Stored items from a collection

• • • •

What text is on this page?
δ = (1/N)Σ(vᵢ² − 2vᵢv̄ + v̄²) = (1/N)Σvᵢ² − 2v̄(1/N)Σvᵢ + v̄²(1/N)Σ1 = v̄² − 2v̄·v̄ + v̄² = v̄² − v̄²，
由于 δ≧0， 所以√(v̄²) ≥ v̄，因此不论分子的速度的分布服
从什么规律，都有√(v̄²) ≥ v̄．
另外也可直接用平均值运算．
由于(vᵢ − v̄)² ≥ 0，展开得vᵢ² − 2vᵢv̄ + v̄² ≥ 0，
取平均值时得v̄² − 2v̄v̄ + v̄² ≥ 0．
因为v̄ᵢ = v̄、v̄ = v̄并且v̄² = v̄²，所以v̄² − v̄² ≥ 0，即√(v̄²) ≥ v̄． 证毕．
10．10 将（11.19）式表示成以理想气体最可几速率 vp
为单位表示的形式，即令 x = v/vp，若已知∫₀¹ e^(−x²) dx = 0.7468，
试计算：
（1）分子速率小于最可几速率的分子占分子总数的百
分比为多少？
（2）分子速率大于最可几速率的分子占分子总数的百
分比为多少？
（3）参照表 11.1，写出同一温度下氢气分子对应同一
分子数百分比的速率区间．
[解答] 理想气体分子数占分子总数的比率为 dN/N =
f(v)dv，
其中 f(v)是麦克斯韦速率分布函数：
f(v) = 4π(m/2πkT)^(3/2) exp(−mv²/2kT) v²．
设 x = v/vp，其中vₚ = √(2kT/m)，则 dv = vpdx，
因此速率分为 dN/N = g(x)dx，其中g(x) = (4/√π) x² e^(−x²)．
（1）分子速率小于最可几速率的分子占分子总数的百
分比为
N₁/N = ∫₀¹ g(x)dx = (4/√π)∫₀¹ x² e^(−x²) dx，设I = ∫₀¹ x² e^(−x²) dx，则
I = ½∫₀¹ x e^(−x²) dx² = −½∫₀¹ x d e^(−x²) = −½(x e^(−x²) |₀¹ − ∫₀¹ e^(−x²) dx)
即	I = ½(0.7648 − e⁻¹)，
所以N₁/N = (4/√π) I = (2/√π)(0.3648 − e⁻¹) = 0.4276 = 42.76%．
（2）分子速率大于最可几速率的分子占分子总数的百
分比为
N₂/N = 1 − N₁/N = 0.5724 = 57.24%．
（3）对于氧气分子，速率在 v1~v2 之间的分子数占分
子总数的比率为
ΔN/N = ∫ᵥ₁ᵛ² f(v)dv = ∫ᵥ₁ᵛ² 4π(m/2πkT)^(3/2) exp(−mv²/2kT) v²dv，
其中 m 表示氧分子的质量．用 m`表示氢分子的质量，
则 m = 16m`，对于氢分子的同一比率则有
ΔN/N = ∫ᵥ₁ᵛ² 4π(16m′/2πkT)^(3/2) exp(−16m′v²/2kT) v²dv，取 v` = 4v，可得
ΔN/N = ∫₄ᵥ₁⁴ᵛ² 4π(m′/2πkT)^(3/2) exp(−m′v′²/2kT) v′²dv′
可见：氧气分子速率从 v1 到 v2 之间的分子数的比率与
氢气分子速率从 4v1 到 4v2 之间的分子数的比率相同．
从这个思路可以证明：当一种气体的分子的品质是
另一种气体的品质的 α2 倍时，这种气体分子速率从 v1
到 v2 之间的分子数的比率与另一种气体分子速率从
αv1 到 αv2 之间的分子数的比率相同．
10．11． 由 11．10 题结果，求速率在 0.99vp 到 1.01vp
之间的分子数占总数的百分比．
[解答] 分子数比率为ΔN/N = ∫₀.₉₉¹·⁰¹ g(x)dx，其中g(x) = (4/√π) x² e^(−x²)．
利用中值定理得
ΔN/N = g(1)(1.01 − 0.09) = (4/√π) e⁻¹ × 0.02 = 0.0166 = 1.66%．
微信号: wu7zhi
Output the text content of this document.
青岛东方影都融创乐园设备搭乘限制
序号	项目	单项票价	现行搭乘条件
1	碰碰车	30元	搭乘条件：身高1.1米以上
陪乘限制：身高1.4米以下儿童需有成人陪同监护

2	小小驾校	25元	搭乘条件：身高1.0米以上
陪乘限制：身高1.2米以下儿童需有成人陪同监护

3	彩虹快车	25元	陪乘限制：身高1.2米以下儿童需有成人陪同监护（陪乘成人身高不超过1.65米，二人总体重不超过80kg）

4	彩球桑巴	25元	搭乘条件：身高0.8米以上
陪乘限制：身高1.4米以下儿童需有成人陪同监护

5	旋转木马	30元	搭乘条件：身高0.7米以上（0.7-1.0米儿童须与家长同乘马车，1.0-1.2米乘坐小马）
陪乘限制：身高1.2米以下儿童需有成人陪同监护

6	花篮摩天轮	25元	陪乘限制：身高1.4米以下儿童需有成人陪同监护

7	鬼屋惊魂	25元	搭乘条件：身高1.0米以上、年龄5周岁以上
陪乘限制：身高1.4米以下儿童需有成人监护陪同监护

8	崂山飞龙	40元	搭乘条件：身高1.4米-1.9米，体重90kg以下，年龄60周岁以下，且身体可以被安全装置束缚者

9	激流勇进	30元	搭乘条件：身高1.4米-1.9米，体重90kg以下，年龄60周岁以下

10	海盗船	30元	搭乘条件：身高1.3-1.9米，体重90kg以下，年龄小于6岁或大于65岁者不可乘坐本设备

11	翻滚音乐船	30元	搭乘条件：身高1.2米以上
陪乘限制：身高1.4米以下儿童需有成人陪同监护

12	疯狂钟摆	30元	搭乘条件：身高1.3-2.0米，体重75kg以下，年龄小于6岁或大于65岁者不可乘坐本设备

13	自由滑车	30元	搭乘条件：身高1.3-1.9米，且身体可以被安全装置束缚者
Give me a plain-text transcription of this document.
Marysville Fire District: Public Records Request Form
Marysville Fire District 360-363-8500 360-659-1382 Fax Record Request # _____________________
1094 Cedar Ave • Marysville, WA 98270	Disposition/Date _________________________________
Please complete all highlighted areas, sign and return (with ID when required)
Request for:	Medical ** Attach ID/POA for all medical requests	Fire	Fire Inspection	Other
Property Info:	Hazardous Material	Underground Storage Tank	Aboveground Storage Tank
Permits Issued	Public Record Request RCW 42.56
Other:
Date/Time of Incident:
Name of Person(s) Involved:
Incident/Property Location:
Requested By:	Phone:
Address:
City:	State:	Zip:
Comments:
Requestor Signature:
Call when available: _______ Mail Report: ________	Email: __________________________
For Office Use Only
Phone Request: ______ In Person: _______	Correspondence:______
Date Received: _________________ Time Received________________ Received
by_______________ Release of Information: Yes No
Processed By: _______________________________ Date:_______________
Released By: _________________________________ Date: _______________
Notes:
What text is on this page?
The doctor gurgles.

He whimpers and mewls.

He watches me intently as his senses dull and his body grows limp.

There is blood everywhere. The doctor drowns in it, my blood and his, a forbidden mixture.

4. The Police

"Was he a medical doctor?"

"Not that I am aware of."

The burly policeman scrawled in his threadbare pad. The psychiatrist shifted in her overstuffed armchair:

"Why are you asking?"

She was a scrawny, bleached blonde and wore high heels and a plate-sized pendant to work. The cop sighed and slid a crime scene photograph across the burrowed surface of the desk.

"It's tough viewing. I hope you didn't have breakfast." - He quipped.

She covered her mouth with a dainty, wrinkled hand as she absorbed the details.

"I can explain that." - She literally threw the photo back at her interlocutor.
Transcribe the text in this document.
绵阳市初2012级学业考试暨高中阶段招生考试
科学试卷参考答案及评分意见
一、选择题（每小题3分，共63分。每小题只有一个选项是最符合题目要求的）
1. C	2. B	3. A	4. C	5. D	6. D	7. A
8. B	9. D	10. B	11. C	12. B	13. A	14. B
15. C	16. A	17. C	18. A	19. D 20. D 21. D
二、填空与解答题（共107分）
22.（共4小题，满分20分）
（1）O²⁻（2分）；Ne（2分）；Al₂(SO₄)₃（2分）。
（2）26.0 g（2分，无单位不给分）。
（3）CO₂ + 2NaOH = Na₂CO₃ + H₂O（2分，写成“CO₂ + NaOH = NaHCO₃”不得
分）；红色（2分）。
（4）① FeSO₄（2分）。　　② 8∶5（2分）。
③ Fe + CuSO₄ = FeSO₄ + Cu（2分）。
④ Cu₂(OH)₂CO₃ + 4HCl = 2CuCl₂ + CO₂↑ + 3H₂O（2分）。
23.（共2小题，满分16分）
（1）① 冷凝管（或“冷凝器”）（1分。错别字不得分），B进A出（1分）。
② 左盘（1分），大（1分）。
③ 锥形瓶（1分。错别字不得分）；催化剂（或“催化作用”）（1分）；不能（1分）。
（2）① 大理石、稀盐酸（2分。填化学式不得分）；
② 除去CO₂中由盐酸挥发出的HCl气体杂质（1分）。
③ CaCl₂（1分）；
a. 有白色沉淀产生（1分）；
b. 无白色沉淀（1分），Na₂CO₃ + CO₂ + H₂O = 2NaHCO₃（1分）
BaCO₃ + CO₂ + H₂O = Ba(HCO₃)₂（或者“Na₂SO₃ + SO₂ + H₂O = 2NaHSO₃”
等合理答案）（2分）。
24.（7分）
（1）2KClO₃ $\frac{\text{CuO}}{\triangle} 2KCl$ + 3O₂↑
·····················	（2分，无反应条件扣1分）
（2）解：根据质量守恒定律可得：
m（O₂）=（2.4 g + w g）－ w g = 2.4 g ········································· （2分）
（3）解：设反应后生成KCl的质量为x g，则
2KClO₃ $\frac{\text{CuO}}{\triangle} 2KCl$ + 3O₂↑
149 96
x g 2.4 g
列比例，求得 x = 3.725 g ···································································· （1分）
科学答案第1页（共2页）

• • • •

EXERCISE ▸ Indicate how many lines of the material contain the string "this", giving the number and nothing more.

RESULT OF THE EXERCISE ▸ 5